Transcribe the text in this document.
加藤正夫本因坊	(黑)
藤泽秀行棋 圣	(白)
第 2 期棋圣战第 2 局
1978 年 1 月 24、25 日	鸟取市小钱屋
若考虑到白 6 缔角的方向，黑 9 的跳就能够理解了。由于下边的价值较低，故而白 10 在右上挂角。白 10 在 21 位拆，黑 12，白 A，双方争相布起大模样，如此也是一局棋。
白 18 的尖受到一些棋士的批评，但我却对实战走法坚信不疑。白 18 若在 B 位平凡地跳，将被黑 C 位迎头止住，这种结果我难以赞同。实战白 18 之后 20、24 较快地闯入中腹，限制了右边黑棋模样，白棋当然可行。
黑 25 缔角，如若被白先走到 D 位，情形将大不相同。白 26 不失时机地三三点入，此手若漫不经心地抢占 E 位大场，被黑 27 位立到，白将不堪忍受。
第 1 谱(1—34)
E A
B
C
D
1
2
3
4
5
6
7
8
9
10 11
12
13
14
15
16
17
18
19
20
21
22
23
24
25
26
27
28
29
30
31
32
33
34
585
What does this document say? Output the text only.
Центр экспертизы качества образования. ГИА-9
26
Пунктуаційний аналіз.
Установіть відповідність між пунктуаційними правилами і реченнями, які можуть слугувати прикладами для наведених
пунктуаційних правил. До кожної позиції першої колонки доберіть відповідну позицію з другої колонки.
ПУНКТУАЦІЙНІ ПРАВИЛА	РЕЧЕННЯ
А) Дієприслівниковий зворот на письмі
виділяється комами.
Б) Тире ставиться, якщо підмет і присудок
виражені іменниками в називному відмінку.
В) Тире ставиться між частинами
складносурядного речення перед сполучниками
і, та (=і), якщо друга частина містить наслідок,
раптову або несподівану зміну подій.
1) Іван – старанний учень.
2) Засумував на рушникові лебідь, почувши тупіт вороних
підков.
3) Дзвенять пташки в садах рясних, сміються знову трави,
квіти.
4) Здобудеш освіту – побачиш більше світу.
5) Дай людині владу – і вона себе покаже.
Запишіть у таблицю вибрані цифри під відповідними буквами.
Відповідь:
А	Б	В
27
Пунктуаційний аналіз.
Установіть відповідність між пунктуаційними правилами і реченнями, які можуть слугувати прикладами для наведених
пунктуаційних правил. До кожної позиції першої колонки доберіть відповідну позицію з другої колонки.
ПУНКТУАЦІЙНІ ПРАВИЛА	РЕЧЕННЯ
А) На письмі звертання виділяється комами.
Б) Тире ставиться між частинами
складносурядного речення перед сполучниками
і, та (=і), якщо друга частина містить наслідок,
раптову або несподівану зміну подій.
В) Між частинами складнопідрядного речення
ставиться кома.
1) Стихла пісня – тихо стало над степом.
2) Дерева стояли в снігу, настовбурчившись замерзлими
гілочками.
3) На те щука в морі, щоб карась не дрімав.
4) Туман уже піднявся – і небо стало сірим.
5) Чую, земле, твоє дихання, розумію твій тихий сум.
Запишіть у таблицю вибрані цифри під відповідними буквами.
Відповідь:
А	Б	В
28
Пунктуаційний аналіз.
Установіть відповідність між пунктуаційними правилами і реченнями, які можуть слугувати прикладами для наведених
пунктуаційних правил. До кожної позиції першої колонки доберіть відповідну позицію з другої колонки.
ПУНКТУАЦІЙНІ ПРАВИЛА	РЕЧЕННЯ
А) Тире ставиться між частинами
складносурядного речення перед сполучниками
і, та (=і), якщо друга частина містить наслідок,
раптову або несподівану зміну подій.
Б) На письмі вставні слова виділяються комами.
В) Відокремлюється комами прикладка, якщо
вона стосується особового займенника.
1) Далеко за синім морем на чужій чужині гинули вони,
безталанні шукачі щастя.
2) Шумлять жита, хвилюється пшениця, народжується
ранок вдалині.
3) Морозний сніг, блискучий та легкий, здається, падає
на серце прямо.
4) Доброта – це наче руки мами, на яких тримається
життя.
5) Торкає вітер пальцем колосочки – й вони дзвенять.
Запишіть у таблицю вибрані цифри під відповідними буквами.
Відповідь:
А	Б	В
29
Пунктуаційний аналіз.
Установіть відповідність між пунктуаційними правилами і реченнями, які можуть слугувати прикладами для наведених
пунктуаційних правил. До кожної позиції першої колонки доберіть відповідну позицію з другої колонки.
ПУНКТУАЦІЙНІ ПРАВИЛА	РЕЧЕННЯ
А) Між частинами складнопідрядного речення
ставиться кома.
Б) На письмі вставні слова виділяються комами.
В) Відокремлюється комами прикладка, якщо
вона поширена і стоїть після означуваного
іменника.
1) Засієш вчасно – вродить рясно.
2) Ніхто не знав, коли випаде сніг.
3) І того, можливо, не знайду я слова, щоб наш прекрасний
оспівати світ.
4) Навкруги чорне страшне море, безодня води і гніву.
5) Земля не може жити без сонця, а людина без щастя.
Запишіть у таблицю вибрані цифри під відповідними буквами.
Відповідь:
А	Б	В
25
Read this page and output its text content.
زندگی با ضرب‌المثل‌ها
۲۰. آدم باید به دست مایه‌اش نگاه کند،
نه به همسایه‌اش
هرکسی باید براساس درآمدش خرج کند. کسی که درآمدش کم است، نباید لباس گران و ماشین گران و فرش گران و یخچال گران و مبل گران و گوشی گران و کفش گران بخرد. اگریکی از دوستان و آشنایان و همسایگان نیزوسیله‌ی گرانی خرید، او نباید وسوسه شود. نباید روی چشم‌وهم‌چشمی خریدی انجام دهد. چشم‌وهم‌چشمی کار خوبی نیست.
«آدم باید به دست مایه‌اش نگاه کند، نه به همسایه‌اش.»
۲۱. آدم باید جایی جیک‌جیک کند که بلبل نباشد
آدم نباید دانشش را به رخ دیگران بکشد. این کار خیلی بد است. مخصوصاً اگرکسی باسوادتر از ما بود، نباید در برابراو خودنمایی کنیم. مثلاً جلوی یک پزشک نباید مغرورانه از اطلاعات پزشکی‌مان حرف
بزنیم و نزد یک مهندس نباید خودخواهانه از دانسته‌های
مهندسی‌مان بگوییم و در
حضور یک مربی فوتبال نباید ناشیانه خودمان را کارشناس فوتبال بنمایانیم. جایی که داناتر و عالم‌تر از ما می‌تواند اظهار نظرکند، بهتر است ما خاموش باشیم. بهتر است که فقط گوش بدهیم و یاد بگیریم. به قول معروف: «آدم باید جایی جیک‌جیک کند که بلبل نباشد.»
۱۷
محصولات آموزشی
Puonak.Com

---------------

◆ **GIVEN TASK**:
Identify each line in the entries with the word "this" and copy it.

◆ **CORRECT OUTPUT**:
Transcribe the text in this document.
What does this document say? Output the text only.
Read this page and output its text content.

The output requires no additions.